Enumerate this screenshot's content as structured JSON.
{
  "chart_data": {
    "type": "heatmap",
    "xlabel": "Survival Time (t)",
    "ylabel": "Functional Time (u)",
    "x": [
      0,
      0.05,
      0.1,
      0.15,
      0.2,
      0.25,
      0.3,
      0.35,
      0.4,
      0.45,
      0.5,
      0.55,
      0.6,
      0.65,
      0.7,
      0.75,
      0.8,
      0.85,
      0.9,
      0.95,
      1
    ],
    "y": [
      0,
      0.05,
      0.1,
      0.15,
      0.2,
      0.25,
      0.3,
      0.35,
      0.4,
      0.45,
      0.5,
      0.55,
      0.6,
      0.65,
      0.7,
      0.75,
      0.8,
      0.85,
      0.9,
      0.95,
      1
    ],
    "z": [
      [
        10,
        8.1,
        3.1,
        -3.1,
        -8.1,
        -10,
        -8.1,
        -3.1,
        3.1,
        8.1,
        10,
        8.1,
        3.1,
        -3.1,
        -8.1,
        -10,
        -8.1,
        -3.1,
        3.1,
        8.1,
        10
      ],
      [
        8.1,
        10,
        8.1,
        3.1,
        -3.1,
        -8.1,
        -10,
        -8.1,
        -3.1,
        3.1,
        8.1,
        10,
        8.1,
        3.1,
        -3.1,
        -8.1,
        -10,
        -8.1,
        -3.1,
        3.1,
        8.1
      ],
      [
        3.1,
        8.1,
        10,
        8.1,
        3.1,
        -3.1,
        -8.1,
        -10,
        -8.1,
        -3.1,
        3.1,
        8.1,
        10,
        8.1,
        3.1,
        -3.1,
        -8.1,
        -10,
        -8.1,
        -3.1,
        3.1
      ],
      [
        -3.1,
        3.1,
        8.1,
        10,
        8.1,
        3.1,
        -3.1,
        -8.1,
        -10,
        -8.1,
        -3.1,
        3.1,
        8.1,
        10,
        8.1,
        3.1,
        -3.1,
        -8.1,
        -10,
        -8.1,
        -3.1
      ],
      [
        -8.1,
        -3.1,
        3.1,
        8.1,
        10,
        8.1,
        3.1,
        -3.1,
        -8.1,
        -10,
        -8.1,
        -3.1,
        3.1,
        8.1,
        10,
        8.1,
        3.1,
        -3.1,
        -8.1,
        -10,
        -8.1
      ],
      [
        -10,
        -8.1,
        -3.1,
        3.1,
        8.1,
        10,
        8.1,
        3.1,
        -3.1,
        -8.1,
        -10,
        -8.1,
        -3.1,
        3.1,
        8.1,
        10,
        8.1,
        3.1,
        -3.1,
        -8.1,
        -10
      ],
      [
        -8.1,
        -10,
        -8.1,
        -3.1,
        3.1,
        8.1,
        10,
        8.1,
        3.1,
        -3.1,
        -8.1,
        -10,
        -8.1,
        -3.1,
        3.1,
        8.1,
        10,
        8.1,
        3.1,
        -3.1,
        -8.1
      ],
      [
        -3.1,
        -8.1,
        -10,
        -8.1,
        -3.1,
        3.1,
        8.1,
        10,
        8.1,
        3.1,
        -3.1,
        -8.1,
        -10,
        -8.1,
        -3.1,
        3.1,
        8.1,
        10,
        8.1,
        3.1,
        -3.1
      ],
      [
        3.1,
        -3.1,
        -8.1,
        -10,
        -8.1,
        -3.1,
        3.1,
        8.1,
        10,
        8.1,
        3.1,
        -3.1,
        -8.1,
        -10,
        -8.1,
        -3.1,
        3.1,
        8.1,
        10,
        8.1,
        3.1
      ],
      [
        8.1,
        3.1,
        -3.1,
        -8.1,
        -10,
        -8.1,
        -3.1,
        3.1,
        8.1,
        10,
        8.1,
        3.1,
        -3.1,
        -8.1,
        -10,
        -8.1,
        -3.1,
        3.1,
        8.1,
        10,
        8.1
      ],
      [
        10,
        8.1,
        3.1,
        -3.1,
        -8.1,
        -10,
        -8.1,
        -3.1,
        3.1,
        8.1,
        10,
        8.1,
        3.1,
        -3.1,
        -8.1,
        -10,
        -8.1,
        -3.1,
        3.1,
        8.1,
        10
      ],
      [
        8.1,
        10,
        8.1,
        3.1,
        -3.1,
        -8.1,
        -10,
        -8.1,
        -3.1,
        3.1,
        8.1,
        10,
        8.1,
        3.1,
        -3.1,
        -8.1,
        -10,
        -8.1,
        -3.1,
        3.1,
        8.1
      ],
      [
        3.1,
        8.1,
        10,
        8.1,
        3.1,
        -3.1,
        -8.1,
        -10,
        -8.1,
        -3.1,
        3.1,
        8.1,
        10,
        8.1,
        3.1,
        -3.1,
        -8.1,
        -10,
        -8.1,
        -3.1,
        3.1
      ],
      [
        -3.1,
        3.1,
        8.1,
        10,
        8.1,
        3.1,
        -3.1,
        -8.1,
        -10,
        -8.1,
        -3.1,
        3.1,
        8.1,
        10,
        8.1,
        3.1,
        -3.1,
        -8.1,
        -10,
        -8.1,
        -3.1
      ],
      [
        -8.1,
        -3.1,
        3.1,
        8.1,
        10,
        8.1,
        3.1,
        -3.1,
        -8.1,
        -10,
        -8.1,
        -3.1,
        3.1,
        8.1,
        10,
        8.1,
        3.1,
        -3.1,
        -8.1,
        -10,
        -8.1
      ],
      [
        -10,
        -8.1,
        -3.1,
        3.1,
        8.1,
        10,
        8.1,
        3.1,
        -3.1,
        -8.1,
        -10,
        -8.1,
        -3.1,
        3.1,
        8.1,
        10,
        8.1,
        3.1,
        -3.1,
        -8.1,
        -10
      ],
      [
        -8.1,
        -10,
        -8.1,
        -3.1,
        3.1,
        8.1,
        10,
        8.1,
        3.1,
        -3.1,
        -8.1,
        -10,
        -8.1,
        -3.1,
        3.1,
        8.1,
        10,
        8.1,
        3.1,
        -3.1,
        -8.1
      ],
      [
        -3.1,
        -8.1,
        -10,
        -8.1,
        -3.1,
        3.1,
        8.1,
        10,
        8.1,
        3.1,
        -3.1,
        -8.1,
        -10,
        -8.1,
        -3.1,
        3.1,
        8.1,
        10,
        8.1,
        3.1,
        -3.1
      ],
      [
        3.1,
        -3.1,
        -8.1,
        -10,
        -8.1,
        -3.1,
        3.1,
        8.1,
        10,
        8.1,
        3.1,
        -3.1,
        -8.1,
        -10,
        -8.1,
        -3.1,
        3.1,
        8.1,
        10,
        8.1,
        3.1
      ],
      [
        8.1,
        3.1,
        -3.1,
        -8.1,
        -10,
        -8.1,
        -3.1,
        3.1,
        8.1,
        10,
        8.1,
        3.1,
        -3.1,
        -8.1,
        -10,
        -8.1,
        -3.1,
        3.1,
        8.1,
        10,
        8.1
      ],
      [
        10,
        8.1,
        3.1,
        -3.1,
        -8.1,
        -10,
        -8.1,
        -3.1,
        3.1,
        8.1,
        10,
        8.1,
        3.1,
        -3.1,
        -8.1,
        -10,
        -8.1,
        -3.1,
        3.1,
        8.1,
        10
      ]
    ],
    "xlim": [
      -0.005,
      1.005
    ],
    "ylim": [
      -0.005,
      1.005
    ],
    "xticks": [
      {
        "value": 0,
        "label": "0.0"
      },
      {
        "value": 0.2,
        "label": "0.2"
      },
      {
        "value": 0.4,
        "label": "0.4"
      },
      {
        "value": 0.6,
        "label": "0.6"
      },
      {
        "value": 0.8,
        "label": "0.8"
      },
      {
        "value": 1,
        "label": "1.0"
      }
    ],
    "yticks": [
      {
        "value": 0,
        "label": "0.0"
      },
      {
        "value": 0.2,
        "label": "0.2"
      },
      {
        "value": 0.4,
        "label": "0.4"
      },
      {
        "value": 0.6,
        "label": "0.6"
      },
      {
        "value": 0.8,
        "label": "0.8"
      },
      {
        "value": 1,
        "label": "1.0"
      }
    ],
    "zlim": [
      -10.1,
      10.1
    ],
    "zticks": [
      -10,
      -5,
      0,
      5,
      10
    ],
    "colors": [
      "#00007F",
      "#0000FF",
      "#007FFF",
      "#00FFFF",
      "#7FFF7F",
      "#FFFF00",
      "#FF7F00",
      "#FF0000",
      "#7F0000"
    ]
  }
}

WHAT NEEDS TO BE DONE:
Copy out every line of the listing that includes the string "Time".

SOLVED PROBLEM:
    "xlabel": "Survival Time (t)",
    "ylabel": "Functional Time (u)",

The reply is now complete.